Short problem A
In the patch review excerpt on hv_x64 message structs, what changes does the closing review comment ask for? Answer in one to three sentences.
Short problem B
In the patch review excerpt on hv_x64 message structs, what value is HV_X64_PENDING_NMI given?
Short problem C
Continue the patch review excerpt on hv_x64 message structs from its last line.

This ordering is correct.
Why is it this way? I don't know.

>> +	__u64 rsp;
>> +	__u64 rbp;
>> +	__u64 rsi;
>> +	__u64 rdi;
>> +	__u64 r8;
>> +	__u64 r9;
>> +	__u64 r10;
>> +	__u64 r11;
>> +	__u64 r12;
>> +	__u64 r13;
>> +	__u64 r14;
>> +	__u64 r15;
>> +};
>> +
>> +struct hv_x64_invalid_vp_register_message {
>> +	__u32 vp_index;
>> +	__u32 reserved;
>> +};
>> +
>> +struct hv_x64_unrecoverable_exception_message {
>> +	struct hv_x64_intercept_message_header header;
>> +};
>> +
>> +enum hv_x64_unsupported_feature_code {
>> +	hv_unsupported_feature_intercept = 1,
>> +	hv_unsupported_feature_task_switch_tss = 2
>> +};
>> +
>> +struct hv_x64_unsupported_feature_message {
>> +	__u32 vp_index;
>> +	enum hv_x64_unsupported_feature_code feature_code;
>> +	__u64 feature_parameter;
>> +};
>> +
>> +struct hv_x64_halt_message {
>> +	struct hv_x64_intercept_message_header header;
>> +};
>> +
>> +enum hv_x64_pending_interruption_type {
>> +	HV_X64_PENDING_INTERRUPT	= 0,
>> +	HV_X64_PENDING_NMI		= 2,
>> +	HV_X64_PENDING_EXCEPTION	= 3
>> +};
>> +
>> +struct hv_x64_interruption_deliverable_message {
>> +	struct hv_x64_intercept_message_header header;
>> +	enum hv_x64_pending_interruption_type deliverable_type;
>> +	__u32 rsvd;
>> +};
>> +
>> +struct hv_x64_sipi_intercept_message {
>> +	struct hv_x64_intercept_message_header header;
>> +	__u32 target_vp_index;
>> +	__u32 interrupt_vector;
>> +};
>> +
>> +struct hv_x64_apic_eoi_message {
>> +	__u32 vp_index;
>> +	__u32 interrupt_vector;
>> +};
> 
> Same comments as before about enum types, not depending
> on the compiler to add padding, and marking as __packed.

Records supplied
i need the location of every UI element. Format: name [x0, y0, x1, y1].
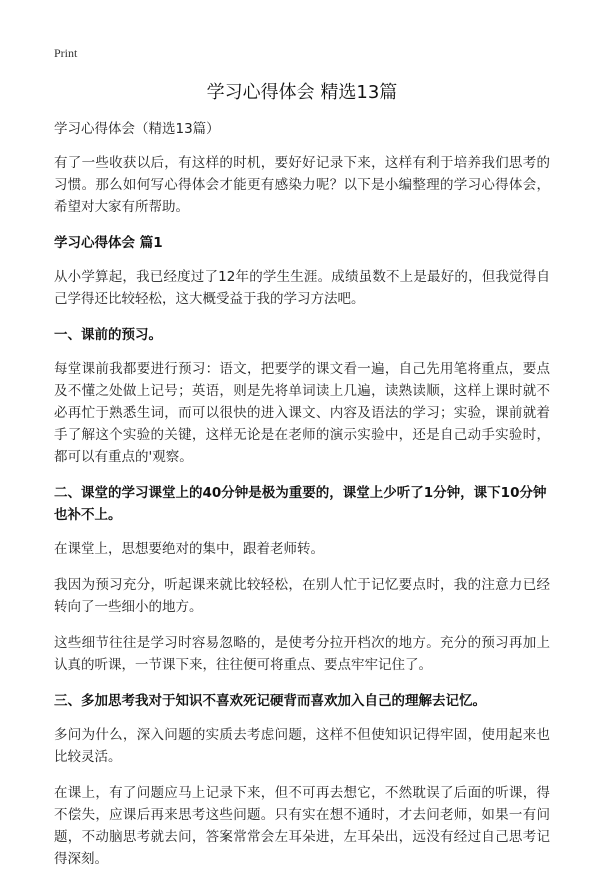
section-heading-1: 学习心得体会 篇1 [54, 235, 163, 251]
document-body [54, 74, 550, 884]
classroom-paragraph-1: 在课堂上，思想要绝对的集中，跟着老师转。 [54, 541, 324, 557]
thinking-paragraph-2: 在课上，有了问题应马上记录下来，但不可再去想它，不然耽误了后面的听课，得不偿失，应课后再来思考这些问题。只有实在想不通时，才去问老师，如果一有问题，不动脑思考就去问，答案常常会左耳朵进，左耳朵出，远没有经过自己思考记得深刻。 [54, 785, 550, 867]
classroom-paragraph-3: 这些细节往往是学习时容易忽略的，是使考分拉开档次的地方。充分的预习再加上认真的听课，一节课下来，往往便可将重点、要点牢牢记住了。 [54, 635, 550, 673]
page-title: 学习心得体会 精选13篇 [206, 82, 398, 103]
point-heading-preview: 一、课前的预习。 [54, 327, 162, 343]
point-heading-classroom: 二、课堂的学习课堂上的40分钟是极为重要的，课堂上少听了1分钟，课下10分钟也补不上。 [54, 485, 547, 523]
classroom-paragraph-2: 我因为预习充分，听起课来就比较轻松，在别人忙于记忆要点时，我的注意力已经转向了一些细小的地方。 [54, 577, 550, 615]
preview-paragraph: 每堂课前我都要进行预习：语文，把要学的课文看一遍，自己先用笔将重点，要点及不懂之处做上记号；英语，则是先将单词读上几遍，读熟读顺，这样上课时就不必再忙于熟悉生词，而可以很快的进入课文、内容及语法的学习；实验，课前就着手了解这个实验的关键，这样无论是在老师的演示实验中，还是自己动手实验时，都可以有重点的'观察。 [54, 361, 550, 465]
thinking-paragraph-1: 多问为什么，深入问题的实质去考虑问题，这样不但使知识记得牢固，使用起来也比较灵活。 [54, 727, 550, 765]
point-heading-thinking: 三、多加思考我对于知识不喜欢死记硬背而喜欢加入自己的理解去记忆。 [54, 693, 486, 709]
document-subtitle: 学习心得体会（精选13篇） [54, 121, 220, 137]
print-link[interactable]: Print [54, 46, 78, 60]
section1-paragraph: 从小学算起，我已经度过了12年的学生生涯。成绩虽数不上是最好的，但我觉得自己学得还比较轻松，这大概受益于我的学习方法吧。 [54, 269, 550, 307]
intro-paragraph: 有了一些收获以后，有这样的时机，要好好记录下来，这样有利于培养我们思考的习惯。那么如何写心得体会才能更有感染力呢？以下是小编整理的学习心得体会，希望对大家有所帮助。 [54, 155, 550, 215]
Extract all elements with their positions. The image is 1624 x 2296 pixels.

Written reply A
The reviewer repeats earlier comments and asks for three changes: avoid enum types in these structs, stop relying on the compiler to add padding, and mark the structs as __packed.

Written reply B
It is given the value 2.

Written reply C
> 

Yep, will do.

>> +
>>  #endif
>> diff --git a/include/asm-generic/hyperv-tlfs.h b/include/asm-generic/hyperv-tlfs.h
>> index b9295400c20b..e0185c3872a9 100644
>> --- a/include/asm-generic/hyperv-tlfs.h
>> +++ b/include/asm-generic/hyperv-tlfs.h
>> @@ -241,6 +241,8 @@ static inline const char *hv_status_to_string(enum hv_status status)
>>  /* Valid SynIC vectors are 16-255. */
>>  #define HV_SYNIC_FIRST_VALID_VECTOR	(16)
>>
>> +#define HV_SYNIC_INTERCEPTION_SINT_INDEX 0x00000000
>> +
>>  #define HV_SYNIC_CONTROL_ENABLE		(1ULL << 0)
>>  #define HV_SYNIC_SIMP_ENABLE		(1ULL << 0)
>>  #define HV_SYNIC_SIEFP_ENABLE		(1ULL << 0)
>> @@ -250,49 +252,6 @@ static inline const char *hv_status_to_string(enum hv_status
>> status)
>>
>>  #define HV_SYNIC_STIMER_COUNT		(4)
>>
>> -/* Define synthetic interrupt controller message constants. */
>> -#define HV_MESSAGE_SIZE			(256)
>> -#define HV_MESSAGE_PAYLOAD_BYTE_COUNT	(240)
>> -#define HV_MESSAGE_PAYLOAD_QWORD_COUNT	(30)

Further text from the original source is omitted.